Materials provided start
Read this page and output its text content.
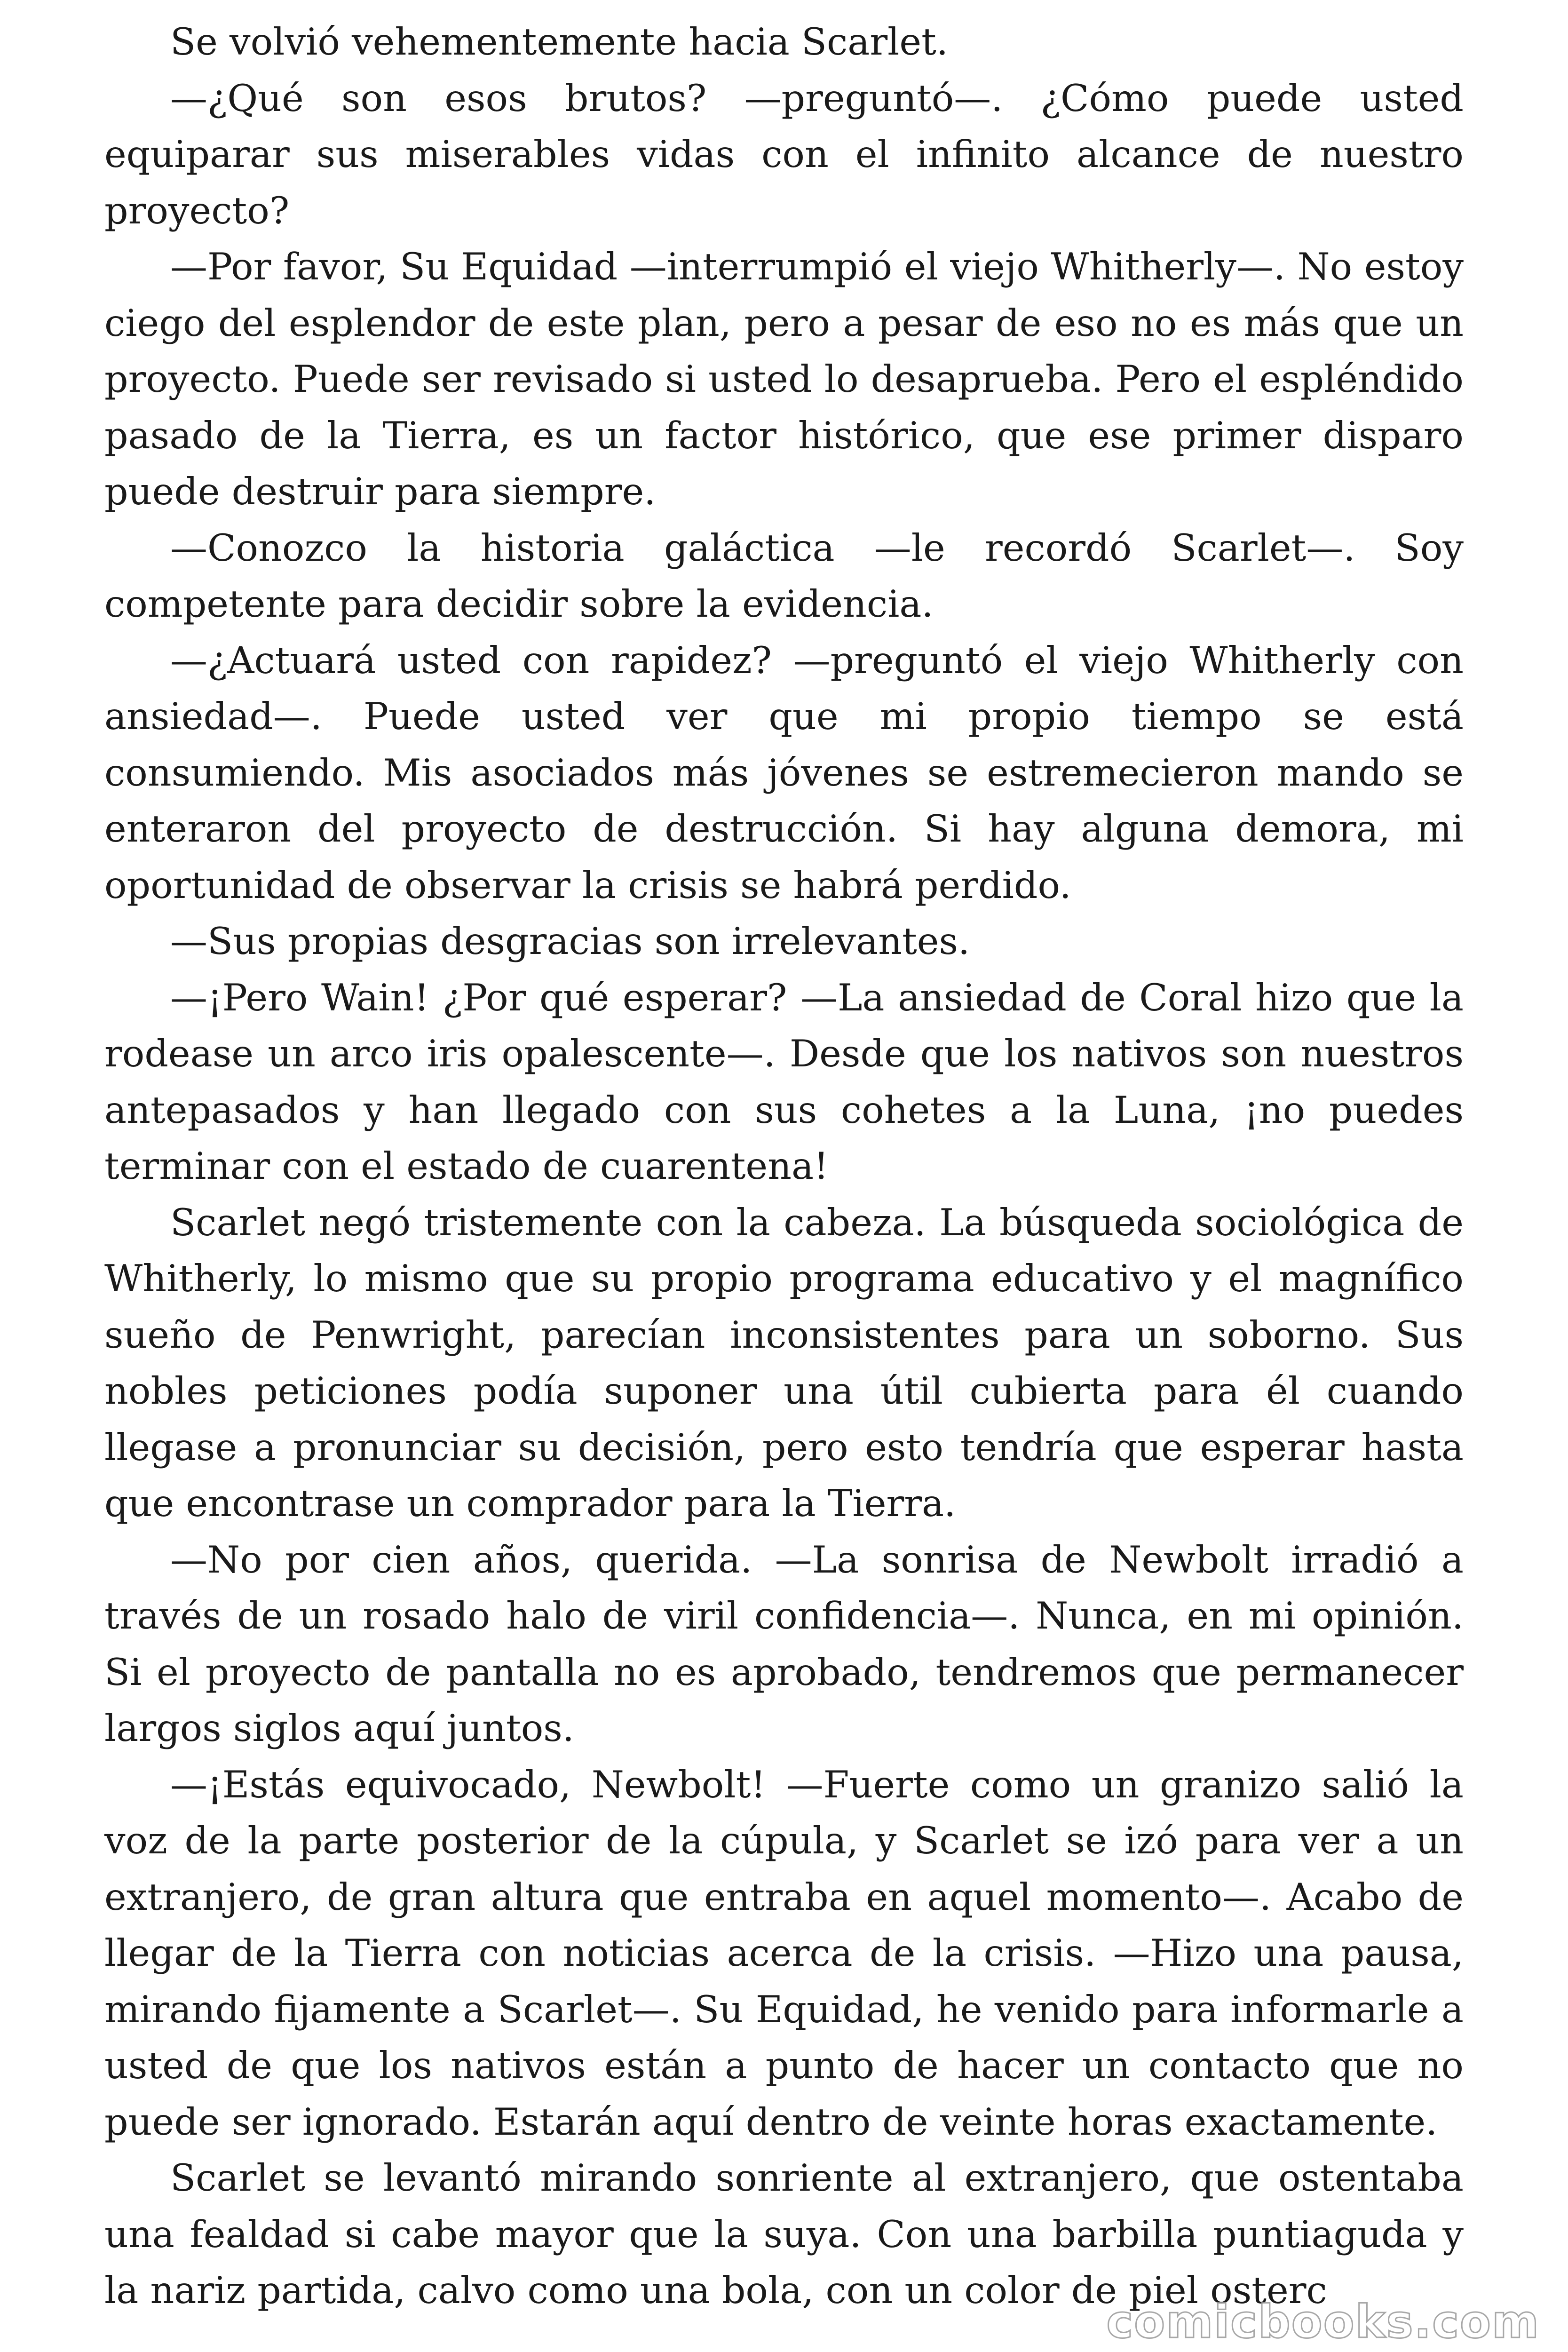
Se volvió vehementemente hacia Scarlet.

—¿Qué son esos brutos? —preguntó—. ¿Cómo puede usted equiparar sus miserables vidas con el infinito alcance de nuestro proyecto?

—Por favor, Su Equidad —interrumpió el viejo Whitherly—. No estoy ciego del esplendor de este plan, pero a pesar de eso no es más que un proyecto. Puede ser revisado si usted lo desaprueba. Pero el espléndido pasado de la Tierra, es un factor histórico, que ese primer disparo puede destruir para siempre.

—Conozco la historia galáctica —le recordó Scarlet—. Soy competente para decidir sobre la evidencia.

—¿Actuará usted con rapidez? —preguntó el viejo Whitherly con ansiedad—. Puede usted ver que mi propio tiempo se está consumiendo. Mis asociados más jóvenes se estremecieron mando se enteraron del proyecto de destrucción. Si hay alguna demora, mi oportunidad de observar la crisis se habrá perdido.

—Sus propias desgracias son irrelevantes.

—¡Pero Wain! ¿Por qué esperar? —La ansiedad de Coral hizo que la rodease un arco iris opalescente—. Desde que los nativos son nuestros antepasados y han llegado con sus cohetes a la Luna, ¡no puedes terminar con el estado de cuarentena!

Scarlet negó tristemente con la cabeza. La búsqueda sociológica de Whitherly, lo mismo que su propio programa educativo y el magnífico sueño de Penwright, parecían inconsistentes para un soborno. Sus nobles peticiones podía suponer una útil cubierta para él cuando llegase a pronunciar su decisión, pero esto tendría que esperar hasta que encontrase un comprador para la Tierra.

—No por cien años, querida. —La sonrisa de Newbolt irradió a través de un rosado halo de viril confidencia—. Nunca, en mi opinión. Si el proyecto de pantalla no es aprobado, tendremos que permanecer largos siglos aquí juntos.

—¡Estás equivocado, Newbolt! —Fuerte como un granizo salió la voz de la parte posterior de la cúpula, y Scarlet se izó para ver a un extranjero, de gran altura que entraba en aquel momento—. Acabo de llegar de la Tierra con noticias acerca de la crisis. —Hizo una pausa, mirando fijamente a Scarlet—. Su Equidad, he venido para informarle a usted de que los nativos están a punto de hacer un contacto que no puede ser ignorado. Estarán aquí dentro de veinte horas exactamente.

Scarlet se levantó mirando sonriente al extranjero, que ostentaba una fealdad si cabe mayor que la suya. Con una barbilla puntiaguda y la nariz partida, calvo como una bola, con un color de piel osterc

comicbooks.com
Materials provided end
> [Work required]:
Write out the full set of lines verbatim, without the pictures.

> [Final result]:
Read this page and output its text content.
Se volvió vehementemente hacia Scarlet.

—¿Qué son esos brutos? —preguntó—. ¿Cómo puede usted equiparar sus miserables vidas con el infinito alcance de nuestro proyecto?

—Por favor, Su Equidad —interrumpió el viejo Whitherly—. No estoy ciego del esplendor de este plan, pero a pesar de eso no es más que un proyecto. Puede ser revisado si usted lo desaprueba. Pero el espléndido pasado de la Tierra, es un factor histórico, que ese primer disparo puede destruir para siempre.

—Conozco la historia galáctica —le recordó Scarlet—. Soy competente para decidir sobre la evidencia.

—¿Actuará usted con rapidez? —preguntó el viejo Whitherly con ansiedad—. Puede usted ver que mi propio tiempo se está consumiendo. Mis asociados más jóvenes se estremecieron mando se enteraron del proyecto de destrucción. Si hay alguna demora, mi oportunidad de observar la crisis se habrá perdido.

—Sus propias desgracias son irrelevantes.

—¡Pero Wain! ¿Por qué esperar? —La ansiedad de Coral hizo que la rodease un arco iris opalescente—. Desde que los nativos son nuestros antepasados y han llegado con sus cohetes a la Luna, ¡no puedes terminar con el estado de cuarentena!

Scarlet negó tristemente con la cabeza. La búsqueda sociológica de Whitherly, lo mismo que su propio programa educativo y el magnífico sueño de Penwright, parecían inconsistentes para un soborno. Sus nobles peticiones podía suponer una útil cubierta para él cuando llegase a pronunciar su decisión, pero esto tendría que esperar hasta que encontrase un comprador para la Tierra.

—No por cien años, querida. —La sonrisa de Newbolt irradió a través de un rosado halo de viril confidencia—. Nunca, en mi opinión. Si el proyecto de pantalla no es aprobado, tendremos que permanecer largos siglos aquí juntos.

—¡Estás equivocado, Newbolt! —Fuerte como un granizo salió la voz de la parte posterior de la cúpula, y Scarlet se izó para ver a un extranjero, de gran altura que entraba en aquel momento—. Acabo de llegar de la Tierra con noticias acerca de la crisis. —Hizo una pausa, mirando fijamente a Scarlet—. Su Equidad, he venido para informarle a usted de que los nativos están a punto de hacer un contacto que no puede ser ignorado. Estarán aquí dentro de veinte horas exactamente.

Scarlet se levantó mirando sonriente al extranjero, que ostentaba una fealdad si cabe mayor que la suya. Con una barbilla puntiaguda y la nariz partida, calvo como una bola, con un color de piel osterc

comicbooks.com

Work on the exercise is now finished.